### TASK REQUIREMENTS
Filter the data for lines with the word "color", then copy every line so identified.

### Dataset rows
>>>>

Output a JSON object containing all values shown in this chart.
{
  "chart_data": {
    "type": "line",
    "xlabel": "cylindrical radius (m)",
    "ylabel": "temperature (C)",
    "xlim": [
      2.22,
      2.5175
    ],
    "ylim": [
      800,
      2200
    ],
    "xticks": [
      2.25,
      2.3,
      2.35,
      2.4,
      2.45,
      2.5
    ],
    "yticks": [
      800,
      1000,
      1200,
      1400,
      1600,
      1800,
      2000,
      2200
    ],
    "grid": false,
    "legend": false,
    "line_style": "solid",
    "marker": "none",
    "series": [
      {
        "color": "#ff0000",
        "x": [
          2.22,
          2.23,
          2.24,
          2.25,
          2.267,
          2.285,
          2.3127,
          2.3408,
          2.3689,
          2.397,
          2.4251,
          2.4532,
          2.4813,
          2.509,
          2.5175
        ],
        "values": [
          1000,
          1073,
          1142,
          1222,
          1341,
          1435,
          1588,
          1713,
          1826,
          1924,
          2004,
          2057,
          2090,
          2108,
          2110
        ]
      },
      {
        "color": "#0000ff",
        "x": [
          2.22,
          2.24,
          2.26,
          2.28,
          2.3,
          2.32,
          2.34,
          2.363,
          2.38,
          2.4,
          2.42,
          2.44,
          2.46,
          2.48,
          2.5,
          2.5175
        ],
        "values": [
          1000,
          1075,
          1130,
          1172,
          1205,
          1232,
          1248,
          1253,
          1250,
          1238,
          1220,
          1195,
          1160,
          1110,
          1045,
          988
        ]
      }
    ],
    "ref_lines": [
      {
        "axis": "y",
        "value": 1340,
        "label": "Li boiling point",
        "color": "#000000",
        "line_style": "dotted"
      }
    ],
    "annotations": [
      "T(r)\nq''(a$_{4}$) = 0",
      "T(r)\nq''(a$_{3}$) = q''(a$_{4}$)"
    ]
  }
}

<<<<

### ANSWER TO THIS TASK
        "color": "#ff0000",
        "color": "#0000ff",
        "color": "#000000",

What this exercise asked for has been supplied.